→ Task requirements:
Copy each line that contains the string "Within".

→ Stored data:

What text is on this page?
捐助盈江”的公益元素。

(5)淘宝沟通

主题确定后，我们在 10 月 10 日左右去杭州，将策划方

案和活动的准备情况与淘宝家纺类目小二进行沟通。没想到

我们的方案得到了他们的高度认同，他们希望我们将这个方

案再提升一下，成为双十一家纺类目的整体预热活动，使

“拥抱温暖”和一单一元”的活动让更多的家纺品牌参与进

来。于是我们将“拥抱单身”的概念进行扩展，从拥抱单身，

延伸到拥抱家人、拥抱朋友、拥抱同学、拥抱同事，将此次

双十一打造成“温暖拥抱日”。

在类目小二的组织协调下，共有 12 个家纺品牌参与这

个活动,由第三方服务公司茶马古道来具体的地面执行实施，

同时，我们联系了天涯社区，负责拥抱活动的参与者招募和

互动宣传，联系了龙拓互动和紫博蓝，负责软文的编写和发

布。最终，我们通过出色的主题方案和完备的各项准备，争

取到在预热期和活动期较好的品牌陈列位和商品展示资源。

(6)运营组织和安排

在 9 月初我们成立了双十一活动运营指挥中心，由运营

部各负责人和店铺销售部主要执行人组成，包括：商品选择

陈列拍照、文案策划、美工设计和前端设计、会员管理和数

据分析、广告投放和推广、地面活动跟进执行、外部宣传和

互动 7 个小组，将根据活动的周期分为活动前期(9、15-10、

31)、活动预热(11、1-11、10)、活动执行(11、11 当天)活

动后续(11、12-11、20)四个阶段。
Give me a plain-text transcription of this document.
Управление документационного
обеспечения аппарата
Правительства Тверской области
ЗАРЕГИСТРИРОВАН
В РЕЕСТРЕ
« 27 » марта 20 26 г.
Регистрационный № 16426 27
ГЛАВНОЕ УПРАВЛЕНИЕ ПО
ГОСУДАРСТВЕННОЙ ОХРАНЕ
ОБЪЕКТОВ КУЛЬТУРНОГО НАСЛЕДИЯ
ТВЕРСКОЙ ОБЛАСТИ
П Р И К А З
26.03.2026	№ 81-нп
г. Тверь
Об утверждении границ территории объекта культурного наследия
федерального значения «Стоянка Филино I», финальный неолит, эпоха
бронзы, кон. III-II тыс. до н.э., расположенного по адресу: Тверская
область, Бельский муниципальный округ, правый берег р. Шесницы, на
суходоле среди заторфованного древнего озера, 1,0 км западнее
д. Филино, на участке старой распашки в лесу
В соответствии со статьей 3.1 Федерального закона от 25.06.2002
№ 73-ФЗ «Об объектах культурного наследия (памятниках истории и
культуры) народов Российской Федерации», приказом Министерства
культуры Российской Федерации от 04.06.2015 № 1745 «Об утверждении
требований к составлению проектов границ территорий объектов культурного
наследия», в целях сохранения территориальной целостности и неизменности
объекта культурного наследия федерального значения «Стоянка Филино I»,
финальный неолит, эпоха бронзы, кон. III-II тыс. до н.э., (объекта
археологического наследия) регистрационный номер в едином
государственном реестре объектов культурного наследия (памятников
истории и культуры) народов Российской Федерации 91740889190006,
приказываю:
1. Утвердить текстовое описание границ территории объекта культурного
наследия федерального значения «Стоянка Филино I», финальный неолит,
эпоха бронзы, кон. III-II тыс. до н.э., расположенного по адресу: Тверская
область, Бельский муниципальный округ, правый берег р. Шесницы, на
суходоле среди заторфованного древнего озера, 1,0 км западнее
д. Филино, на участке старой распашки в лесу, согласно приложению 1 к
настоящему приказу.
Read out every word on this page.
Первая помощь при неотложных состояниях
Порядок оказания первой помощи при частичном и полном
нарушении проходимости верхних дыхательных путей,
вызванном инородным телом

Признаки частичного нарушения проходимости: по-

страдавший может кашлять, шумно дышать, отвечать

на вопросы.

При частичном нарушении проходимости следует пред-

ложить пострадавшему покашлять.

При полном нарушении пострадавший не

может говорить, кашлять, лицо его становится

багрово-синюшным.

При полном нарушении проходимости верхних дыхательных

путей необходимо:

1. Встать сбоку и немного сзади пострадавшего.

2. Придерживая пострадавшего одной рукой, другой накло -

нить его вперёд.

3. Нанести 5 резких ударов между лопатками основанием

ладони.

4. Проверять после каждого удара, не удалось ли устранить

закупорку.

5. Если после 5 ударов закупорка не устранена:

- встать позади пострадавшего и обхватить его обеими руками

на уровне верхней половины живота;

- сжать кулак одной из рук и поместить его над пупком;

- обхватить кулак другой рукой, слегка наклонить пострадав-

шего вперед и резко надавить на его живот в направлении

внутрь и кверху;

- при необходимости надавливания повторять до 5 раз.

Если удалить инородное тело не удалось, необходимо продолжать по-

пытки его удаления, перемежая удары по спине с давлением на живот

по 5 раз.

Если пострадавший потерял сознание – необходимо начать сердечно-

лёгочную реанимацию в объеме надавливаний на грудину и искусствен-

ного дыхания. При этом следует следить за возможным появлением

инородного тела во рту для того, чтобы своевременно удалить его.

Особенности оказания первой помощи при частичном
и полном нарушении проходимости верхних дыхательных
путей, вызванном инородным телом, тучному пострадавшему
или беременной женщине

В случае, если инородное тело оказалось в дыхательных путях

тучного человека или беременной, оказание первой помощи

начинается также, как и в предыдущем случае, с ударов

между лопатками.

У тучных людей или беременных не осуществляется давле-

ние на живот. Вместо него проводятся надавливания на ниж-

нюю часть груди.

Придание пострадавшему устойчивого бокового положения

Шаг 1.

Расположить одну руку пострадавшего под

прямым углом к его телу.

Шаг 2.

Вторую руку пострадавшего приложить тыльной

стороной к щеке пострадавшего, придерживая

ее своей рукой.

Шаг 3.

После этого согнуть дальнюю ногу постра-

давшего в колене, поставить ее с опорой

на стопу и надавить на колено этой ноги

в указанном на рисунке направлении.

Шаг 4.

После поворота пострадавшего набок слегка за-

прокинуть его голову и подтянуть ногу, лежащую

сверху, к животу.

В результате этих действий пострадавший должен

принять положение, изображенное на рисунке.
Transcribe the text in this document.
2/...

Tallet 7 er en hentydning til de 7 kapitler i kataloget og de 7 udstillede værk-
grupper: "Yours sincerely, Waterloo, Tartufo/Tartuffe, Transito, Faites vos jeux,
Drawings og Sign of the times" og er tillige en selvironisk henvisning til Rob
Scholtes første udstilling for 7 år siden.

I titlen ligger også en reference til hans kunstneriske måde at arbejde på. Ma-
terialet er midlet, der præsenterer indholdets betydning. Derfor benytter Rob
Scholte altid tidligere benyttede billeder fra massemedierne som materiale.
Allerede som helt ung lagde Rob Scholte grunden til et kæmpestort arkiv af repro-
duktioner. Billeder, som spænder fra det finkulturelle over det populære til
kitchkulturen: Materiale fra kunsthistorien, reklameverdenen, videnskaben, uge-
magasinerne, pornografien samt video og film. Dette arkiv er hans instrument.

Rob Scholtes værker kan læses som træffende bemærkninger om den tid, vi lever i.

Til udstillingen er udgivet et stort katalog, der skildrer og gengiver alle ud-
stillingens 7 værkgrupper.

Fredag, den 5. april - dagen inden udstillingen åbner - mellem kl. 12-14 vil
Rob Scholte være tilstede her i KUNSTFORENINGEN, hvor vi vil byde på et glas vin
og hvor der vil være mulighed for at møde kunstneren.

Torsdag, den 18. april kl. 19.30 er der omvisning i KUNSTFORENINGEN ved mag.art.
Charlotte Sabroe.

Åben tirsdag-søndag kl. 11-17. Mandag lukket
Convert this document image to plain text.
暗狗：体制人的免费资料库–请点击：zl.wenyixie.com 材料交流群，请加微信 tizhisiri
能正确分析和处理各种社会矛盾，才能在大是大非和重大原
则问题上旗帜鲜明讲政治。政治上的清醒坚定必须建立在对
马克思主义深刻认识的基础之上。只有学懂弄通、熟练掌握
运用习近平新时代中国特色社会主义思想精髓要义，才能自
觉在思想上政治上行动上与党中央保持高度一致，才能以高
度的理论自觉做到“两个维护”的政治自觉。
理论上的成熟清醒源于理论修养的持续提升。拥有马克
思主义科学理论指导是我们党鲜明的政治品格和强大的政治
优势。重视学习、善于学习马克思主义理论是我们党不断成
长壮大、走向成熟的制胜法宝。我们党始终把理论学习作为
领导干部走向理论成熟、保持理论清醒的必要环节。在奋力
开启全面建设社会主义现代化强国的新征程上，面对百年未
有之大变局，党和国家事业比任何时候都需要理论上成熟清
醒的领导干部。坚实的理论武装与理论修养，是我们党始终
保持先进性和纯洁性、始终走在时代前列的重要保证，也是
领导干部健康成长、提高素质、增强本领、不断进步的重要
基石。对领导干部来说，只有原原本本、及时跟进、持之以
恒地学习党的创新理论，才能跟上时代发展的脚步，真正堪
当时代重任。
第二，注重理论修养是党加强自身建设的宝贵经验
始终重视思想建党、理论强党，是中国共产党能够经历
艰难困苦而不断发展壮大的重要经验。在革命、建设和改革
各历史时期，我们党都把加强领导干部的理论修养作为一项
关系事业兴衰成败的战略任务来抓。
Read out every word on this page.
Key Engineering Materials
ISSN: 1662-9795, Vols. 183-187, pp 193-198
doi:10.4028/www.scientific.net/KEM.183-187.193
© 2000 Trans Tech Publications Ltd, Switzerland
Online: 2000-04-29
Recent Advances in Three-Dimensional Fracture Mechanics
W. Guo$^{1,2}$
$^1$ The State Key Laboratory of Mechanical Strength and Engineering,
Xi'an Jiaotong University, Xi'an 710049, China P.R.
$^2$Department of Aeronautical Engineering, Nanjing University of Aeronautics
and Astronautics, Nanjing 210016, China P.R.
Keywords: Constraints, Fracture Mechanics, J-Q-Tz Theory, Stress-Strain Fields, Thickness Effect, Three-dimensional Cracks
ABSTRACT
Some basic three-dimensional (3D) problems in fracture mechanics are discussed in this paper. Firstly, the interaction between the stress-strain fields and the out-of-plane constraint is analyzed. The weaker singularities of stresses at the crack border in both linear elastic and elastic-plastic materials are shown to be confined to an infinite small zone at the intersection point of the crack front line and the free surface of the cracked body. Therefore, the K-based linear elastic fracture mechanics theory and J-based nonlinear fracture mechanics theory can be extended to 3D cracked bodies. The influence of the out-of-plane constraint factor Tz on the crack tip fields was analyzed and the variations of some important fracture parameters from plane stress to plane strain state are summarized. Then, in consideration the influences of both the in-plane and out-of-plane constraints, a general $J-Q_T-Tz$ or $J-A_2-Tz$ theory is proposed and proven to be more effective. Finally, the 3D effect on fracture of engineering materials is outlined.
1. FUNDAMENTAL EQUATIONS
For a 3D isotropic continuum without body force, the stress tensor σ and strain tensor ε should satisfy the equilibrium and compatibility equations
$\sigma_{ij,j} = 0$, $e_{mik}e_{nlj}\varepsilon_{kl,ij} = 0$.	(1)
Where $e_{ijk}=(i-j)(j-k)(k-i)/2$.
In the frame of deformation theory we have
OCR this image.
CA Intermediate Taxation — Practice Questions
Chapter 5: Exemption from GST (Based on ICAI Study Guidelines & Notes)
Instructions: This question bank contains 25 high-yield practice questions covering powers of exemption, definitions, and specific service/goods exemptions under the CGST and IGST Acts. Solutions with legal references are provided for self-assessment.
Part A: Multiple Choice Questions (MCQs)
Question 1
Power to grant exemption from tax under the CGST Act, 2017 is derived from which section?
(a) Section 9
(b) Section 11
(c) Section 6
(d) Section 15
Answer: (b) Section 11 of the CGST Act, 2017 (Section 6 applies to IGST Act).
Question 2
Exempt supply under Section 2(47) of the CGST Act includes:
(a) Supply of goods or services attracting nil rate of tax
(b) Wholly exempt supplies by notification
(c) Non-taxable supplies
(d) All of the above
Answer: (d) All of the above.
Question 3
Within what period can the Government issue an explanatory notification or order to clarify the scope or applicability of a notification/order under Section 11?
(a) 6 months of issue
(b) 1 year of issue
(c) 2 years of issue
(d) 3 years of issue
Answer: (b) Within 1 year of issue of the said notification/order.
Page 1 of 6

→ Response to the exercise:
Within what period can the Government issue an explanatory notification or order to clarify the scope or applicability of a notification/order under Section 11?
Answer: (b) Within 1 year of issue of the said notification/order.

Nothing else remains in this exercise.